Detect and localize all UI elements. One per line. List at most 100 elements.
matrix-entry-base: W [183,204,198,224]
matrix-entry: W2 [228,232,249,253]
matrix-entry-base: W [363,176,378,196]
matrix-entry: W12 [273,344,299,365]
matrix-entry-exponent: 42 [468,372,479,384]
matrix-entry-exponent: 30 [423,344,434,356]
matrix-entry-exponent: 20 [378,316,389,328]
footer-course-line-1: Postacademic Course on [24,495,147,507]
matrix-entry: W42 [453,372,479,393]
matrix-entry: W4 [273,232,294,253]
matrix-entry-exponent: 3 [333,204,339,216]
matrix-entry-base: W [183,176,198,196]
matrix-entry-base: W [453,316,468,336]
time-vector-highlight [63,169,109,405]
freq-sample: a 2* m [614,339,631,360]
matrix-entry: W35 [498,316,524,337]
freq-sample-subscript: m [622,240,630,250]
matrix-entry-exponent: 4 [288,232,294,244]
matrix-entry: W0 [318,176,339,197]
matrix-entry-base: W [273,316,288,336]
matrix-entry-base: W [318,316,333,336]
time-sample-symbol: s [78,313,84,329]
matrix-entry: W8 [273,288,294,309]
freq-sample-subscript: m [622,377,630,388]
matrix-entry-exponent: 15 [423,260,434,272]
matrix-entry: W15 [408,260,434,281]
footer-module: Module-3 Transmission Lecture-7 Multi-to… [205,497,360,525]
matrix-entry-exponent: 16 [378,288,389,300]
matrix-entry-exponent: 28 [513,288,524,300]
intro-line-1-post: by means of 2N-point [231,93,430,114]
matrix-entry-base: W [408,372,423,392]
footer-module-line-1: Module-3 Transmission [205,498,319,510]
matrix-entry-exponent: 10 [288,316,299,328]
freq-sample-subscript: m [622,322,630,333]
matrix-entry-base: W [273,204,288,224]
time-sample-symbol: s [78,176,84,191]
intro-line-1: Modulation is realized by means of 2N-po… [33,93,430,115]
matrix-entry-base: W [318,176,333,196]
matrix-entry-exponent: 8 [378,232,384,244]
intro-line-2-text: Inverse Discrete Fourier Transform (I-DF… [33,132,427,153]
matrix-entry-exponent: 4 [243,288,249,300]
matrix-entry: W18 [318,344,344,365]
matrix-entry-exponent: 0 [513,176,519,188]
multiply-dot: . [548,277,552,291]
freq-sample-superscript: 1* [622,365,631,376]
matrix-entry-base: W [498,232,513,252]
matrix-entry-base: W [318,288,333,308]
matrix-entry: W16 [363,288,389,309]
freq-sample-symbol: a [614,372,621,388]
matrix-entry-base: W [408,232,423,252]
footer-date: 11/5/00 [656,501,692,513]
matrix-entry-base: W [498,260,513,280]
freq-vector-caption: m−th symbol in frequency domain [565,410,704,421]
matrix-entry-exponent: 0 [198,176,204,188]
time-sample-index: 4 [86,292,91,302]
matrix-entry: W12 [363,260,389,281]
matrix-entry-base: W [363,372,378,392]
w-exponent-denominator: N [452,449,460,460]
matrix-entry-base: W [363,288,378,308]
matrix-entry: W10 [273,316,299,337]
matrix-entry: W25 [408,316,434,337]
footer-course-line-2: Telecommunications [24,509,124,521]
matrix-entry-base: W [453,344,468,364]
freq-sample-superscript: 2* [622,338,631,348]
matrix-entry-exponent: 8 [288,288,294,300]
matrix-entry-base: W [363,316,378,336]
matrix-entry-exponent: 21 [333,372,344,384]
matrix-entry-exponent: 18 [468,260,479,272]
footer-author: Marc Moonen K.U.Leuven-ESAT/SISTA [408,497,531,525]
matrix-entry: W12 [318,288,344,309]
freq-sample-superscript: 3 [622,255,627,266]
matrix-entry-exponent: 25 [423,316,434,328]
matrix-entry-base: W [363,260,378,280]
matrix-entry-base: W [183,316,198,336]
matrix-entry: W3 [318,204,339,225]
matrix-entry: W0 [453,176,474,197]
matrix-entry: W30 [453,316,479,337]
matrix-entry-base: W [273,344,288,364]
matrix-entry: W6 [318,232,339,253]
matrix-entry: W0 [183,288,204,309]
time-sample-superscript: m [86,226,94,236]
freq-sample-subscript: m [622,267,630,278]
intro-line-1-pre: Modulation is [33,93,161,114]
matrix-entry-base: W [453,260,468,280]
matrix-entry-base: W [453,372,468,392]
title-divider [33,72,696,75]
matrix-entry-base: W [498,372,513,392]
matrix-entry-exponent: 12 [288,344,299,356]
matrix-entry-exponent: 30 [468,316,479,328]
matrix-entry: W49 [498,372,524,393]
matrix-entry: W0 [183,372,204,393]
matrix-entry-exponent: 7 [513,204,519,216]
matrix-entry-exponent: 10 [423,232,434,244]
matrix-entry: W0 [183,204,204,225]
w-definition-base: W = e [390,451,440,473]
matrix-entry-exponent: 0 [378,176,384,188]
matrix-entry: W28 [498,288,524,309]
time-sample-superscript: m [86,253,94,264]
────────────────
▶ _Directive_
Print every line of the data above verbatim, in the same order.

▶ _Expected output_
Detect and localize all UI elements. One per line. List at most 100 elements.
matrix-entry-base: W [183,204,198,224]
matrix-entry: W2 [228,232,249,253]
matrix-entry-base: W [363,176,378,196]
matrix-entry: W12 [273,344,299,365]
matrix-entry-exponent: 42 [468,372,479,384]
matrix-entry-exponent: 30 [423,344,434,356]
matrix-entry-exponent: 20 [378,316,389,328]
footer-course-line-1: Postacademic Course on [24,495,147,507]
matrix-entry: W42 [453,372,479,393]
matrix-entry: W4 [273,232,294,253]
matrix-entry-exponent: 3 [333,204,339,216]
matrix-entry-base: W [183,176,198,196]
matrix-entry-base: W [453,316,468,336]
time-vector-highlight [63,169,109,405]
freq-sample: a 2* m [614,339,631,360]
matrix-entry: W35 [498,316,524,337]
freq-sample-subscript: m [622,240,630,250]
matrix-entry-exponent: 4 [288,232,294,244]
matrix-entry: W0 [318,176,339,197]
matrix-entry-base: W [273,316,288,336]
matrix-entry-base: W [318,316,333,336]
time-sample-symbol: s [78,313,84,329]
matrix-entry: W8 [273,288,294,309]
freq-sample-subscript: m [622,377,630,388]
matrix-entry-exponent: 15 [423,260,434,272]
matrix-entry: W15 [408,260,434,281]
footer-module: Module-3 Transmission Lecture-7 Multi-to… [205,497,360,525]
matrix-entry-exponent: 16 [378,288,389,300]
matrix-entry-exponent: 28 [513,288,524,300]
intro-line-1-post: by means of 2N-point [231,93,430,114]
matrix-entry-base: W [408,372,423,392]
footer-module-line-1: Module-3 Transmission [205,498,319,510]
matrix-entry-exponent: 10 [288,316,299,328]
freq-sample-subscript: m [622,322,630,333]
matrix-entry-base: W [273,204,288,224]
time-sample-symbol: s [78,176,84,191]
intro-line-1: Modulation is realized by means of 2N-po… [33,93,430,115]
matrix-entry-base: W [318,176,333,196]
matrix-entry-exponent: 8 [378,232,384,244]
intro-line-2-text: Inverse Discrete Fourier Transform (I-DF… [33,132,427,153]
matrix-entry-exponent: 4 [243,288,249,300]
matrix-entry: W18 [318,344,344,365]
matrix-entry-exponent: 0 [513,176,519,188]
multiply-dot: . [548,277,552,291]
freq-sample-superscript: 1* [622,365,631,376]
matrix-entry-base: W [498,232,513,252]
matrix-entry-base: W [318,288,333,308]
matrix-entry: W16 [363,288,389,309]
freq-sample-symbol: a [614,372,621,388]
matrix-entry-base: W [408,232,423,252]
footer-date: 11/5/00 [656,501,692,513]
matrix-entry-base: W [498,260,513,280]
freq-vector-caption: m−th symbol in frequency domain [565,410,704,421]
matrix-entry-exponent: 0 [198,176,204,188]
time-sample-index: 4 [86,292,91,302]
matrix-entry: W12 [363,260,389,281]
matrix-entry-base: W [363,372,378,392]
w-exponent-denominator: N [452,449,460,460]
matrix-entry-base: W [363,288,378,308]
matrix-entry: W10 [273,316,299,337]
matrix-entry: W25 [408,316,434,337]
footer-course-line-2: Telecommunications [24,509,124,521]
matrix-entry-base: W [453,344,468,364]
freq-sample-superscript: 2* [622,338,631,348]
matrix-entry-exponent: 8 [288,288,294,300]
matrix-entry-base: W [363,316,378,336]
matrix-entry-exponent: 21 [333,372,344,384]
matrix-entry-exponent: 18 [468,260,479,272]
footer-author: Marc Moonen K.U.Leuven-ESAT/SISTA [408,497,531,525]
matrix-entry: W12 [318,288,344,309]
freq-sample-superscript: 3 [622,255,627,266]
matrix-entry-exponent: 25 [423,316,434,328]
matrix-entry-base: W [363,260,378,280]
matrix-entry-base: W [183,316,198,336]
matrix-entry: W3 [318,204,339,225]
matrix-entry: W0 [453,176,474,197]
matrix-entry: W30 [453,316,479,337]
matrix-entry-base: W [273,344,288,364]
matrix-entry: W6 [318,232,339,253]
matrix-entry: W0 [183,288,204,309]
time-sample-superscript: m [86,226,94,236]
freq-sample-subscript: m [622,267,630,278]
intro-line-1-pre: Modulation is [33,93,161,114]
matrix-entry-base: W [453,260,468,280]
matrix-entry-base: W [453,372,468,392]
title-divider [33,72,696,75]
matrix-entry-base: W [498,372,513,392]
matrix-entry-exponent: 12 [288,344,299,356]
matrix-entry-exponent: 30 [468,316,479,328]
matrix-entry: W49 [498,372,524,393]
matrix-entry: W0 [183,372,204,393]
matrix-entry-exponent: 7 [513,204,519,216]
matrix-entry-exponent: 10 [423,232,434,244]
matrix-entry: W0 [183,204,204,225]
w-definition-base: W = e [390,451,440,473]
matrix-entry-exponent: 0 [378,176,384,188]
matrix-entry: W28 [498,288,524,309]
time-sample-superscript: m [86,253,94,264]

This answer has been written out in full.